### Document segment

....

# Mapmaking Discussion & Philosophy (WIP/Critique) > Board Game Mapping >  What are the Top 3 things needed in a Map for Table Top Play?

## Ryusamasan

Hello All, 
I would like to pose this question as a practical debate...
     So basically please chime in, and make your argument, please use quotes if you must dispute directly someone else's points, or if you would like to firmly agree with the veiwpoint of another...

Below is the list that I have cobbled together (in no particular order):

*Physical Size (larger than 8.5x11)
Digital format/option
Map Detail
Map Style
Prominent Cities/Places
Grid (square or octagonal)
Thick Durable Paper
Laminated (or clear plastic overlay)
Rollable
Having Roads/Rivers/costal bays/mines/portals...
"Details" / "Cutouts" of cities or places of import
Companion maps (having details of cites or regions)
Borders
Place Names / Titles
Generic Labels (i.e Castle / Inn / Town, over Full or "Actual" names)
OTHER*

----------


## jpstod

For a playable Tabletop 
Playable Size
Grid
Map Detail

----------


## Midgardsormr

Like many questions, the answer is "It depends." It depends on the purpose of the map, how it will be used, how often it will be used, and probably a lot of other things. Since this is posted in the Board Games forum, I'm going to make these assumptions: The map is for a board game, it is a professional product that I'm going to spend money on, the game is to going to be played many times, and the map is the central prop for play. (Ticket to Ride, Small World, Risk, etc)

The qualities I think are most important for a board game map are:

Lays flat
Easy to read, even when upside-down
Spacious (not necessarily large, but having enough space for all of the pieces that will go on it)

----------


## pelle

I think OP means hexagonal. Octagonal grids are extremely uncommon.

Also I think a grid is not important, just some kind of markings to regulate movement (ie areas or points will do as well as a grid).

Good size is important. Big that is, usually.

And easy to read with good choice of colors and large enoig fonts.

----------


## Gamerprinter

I doubt there's such a thing as an octagonal grid, as octagons cannot make a grid without squares stuck within to fill areas octagons cannot mesh. Really there are only square grids or hexagonal grids.

GP

----------


## Falconius

Can have triangle grids as well I suppose.  Or are we talking about useful grids?

----------


## pelle

Triangular grid is just the vertices of a hex grid. I know at least one series pf wargames using a map that has terrain in triangles (but units still moving in hexagons). Triangles are of course also common for meshes for digital maps.

There has been games using octagons mixed with squares for maps. Not saying it is useful.

----------


## Redrobes

I would say that for battle maps then it should be scaled so that its 1 inch = 5ft so that standard sized miniatures on it are in scale to the map.

----------


## Kaiserdarkness

Since we are talking about a board *game*, the game design should be as important as the aesthetic and material quality of the map. Risk is (in)famous for Australia´s Strategy TM, so you can either design the map to reduce those factors or leave the map as it is and make rules that help keep the game balance. Of course, since I don´t know how is your game my advice wouldn´t cover exactly what your game needs. Nonetheless try to see the game as a whole when making your map.

----------

....

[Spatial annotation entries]
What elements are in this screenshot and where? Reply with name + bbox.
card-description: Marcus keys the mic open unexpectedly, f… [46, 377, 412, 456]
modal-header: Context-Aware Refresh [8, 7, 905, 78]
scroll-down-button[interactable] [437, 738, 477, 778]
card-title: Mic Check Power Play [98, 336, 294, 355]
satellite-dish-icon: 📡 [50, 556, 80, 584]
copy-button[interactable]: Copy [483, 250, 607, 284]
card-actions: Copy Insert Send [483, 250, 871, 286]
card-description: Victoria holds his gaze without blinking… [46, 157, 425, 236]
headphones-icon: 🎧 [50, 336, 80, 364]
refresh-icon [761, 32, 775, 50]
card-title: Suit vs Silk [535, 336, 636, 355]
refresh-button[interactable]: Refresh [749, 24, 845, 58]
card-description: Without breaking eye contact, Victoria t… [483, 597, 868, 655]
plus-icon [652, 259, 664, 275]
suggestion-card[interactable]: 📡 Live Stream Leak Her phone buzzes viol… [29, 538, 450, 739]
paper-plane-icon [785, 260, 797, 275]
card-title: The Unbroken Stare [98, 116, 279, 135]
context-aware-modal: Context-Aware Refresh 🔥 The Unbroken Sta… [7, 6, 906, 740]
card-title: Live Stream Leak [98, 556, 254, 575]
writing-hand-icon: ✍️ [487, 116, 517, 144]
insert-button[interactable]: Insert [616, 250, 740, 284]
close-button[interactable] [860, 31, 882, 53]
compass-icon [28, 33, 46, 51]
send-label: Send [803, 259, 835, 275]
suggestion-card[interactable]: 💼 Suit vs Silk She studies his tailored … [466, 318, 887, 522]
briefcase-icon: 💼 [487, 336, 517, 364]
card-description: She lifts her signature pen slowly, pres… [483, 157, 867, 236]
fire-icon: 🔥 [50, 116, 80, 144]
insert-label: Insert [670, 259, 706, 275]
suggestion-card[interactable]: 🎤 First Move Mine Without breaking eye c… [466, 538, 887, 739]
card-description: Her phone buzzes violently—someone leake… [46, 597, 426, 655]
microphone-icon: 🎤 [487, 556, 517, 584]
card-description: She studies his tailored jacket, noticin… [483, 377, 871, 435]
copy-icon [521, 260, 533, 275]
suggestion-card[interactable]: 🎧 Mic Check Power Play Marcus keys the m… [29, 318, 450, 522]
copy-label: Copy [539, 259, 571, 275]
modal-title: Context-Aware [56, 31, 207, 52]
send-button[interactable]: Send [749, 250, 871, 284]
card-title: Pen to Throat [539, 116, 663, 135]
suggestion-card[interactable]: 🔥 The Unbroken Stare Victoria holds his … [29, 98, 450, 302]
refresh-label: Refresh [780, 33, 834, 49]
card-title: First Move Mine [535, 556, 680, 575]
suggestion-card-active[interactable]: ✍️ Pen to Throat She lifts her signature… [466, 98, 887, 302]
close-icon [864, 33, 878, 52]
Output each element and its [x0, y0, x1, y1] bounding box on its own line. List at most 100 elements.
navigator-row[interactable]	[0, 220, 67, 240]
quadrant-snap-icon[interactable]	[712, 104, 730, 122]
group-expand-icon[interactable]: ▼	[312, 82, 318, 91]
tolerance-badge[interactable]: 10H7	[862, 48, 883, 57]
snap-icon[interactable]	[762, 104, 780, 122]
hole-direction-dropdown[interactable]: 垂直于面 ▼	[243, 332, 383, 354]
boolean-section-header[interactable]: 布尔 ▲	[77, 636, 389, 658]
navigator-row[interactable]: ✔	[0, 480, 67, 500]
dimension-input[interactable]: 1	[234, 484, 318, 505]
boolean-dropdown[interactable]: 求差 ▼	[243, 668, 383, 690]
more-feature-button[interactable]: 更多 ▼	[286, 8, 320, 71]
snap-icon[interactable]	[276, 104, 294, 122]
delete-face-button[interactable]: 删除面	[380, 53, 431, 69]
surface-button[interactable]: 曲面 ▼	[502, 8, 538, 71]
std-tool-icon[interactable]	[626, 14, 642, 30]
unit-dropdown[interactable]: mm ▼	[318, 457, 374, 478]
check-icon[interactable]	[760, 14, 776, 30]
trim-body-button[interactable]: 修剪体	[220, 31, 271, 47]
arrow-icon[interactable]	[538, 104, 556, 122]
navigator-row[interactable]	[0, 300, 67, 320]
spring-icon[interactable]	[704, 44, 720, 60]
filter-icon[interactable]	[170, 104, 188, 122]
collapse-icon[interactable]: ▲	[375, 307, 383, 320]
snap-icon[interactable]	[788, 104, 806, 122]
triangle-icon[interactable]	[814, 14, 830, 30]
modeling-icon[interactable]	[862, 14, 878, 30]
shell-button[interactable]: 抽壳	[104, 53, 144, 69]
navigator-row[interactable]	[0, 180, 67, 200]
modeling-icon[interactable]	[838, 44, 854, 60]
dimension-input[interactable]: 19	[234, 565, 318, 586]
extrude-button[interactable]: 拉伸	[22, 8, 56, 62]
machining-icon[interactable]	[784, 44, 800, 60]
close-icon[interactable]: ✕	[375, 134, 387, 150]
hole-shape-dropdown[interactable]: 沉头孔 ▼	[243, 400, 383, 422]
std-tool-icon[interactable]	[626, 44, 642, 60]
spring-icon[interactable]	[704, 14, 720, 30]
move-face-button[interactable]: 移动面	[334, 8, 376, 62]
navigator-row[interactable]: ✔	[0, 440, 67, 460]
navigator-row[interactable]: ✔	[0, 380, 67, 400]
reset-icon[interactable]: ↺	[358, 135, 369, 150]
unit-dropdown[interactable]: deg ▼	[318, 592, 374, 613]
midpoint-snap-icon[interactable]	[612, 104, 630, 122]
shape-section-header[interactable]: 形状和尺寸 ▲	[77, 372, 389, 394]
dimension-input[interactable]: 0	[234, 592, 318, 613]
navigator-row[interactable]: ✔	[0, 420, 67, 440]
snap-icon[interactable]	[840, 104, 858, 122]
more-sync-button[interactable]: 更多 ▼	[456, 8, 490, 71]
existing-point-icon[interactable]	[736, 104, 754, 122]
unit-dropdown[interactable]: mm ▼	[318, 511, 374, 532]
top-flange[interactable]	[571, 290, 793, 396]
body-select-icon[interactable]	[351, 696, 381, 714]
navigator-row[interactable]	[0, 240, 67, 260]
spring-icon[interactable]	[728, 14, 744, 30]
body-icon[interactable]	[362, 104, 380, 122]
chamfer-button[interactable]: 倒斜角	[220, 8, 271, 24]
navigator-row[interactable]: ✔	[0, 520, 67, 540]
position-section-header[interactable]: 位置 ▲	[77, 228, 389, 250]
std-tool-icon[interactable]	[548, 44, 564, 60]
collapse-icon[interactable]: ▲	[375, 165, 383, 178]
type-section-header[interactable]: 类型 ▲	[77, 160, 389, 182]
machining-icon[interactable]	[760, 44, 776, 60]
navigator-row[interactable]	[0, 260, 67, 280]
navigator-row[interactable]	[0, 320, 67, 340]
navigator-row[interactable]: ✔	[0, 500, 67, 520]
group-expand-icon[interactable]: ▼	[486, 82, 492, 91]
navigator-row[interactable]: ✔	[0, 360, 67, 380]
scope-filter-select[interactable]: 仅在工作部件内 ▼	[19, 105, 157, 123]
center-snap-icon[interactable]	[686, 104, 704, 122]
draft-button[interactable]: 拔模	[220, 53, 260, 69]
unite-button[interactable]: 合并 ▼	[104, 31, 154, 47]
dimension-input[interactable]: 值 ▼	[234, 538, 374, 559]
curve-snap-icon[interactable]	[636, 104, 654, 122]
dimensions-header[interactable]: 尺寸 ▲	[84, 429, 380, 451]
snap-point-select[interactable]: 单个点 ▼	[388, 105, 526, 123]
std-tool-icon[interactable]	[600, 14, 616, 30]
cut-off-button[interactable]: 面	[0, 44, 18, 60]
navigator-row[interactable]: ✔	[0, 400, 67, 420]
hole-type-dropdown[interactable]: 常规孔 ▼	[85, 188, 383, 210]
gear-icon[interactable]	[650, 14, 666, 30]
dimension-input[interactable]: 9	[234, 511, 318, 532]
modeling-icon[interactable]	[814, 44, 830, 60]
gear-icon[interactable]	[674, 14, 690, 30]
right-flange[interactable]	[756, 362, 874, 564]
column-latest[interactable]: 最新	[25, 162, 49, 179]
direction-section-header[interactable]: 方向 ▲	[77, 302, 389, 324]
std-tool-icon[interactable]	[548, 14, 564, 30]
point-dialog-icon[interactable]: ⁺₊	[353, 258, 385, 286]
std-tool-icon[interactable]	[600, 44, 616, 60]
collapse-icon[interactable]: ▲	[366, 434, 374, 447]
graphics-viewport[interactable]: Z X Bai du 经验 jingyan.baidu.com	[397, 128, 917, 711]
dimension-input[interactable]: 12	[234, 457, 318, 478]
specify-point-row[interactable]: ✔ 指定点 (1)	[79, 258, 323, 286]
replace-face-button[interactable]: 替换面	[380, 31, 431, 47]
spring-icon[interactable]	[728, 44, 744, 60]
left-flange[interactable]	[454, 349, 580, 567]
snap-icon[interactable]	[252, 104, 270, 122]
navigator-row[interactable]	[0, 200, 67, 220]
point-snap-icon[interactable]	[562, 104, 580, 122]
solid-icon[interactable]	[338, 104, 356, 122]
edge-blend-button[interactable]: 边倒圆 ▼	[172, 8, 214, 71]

....

### Exercise tasks
1. Rewrite the forum thread on tabletop maps from "## Redrobes" up to and including "making your map.", changing "miniatures" to "figures".
2. Write out the records word for word, from their start up to and including the line with "microphone-icon: 🎤 [487, 556, 517, 584]".

### Expected answers
1.
## Redrobes

I would say that for battle maps then it should be scaled so that its 1 inch = 5ft so that standard sized figures on it are in scale to the map.

----------


## Kaiserdarkness

Since we are talking about a board *game*, the game design should be as important as the aesthetic and material quality of the map. Risk is (in)famous for Australia´s Strategy TM, so you can either design the map to reduce those factors or leave the map as it is and make rules that help keep the game balance. Of course, since I don´t know how is your game my advice wouldn´t cover exactly what your game needs. Nonetheless try to see the game as a whole when making your map.

2.
What elements are in this screenshot and where? Reply with name + bbox.
card-description: Marcus keys the mic open unexpectedly, f… [46, 377, 412, 456]
modal-header: Context-Aware Refresh [8, 7, 905, 78]
scroll-down-button[interactable] [437, 738, 477, 778]
card-title: Mic Check Power Play [98, 336, 294, 355]
satellite-dish-icon: 📡 [50, 556, 80, 584]
copy-button[interactable]: Copy [483, 250, 607, 284]
card-actions: Copy Insert Send [483, 250, 871, 286]
card-description: Victoria holds his gaze without blinking… [46, 157, 425, 236]
headphones-icon: 🎧 [50, 336, 80, 364]
refresh-icon [761, 32, 775, 50]
card-title: Suit vs Silk [535, 336, 636, 355]
refresh-button[interactable]: Refresh [749, 24, 845, 58]
card-description: Without breaking eye contact, Victoria t… [483, 597, 868, 655]
plus-icon [652, 259, 664, 275]
suggestion-card[interactable]: 📡 Live Stream Leak Her phone buzzes viol… [29, 538, 450, 739]
paper-plane-icon [785, 260, 797, 275]
card-title: The Unbroken Stare [98, 116, 279, 135]
context-aware-modal: Context-Aware Refresh 🔥 The Unbroken Sta… [7, 6, 906, 740]
card-title: Live Stream Leak [98, 556, 254, 575]
writing-hand-icon: ✍️ [487, 116, 517, 144]
insert-button[interactable]: Insert [616, 250, 740, 284]
close-button[interactable] [860, 31, 882, 53]
compass-icon [28, 33, 46, 51]
send-label: Send [803, 259, 835, 275]
suggestion-card[interactable]: 💼 Suit vs Silk She studies his tailored … [466, 318, 887, 522]
briefcase-icon: 💼 [487, 336, 517, 364]
card-description: She lifts her signature pen slowly, pres… [483, 157, 867, 236]
fire-icon: 🔥 [50, 116, 80, 144]
insert-label: Insert [670, 259, 706, 275]
suggestion-card[interactable]: 🎤 First Move Mine Without breaking eye c… [466, 538, 887, 739]
card-description: Her phone buzzes violently—someone leake… [46, 597, 426, 655]
microphone-icon: 🎤 [487, 556, 517, 584]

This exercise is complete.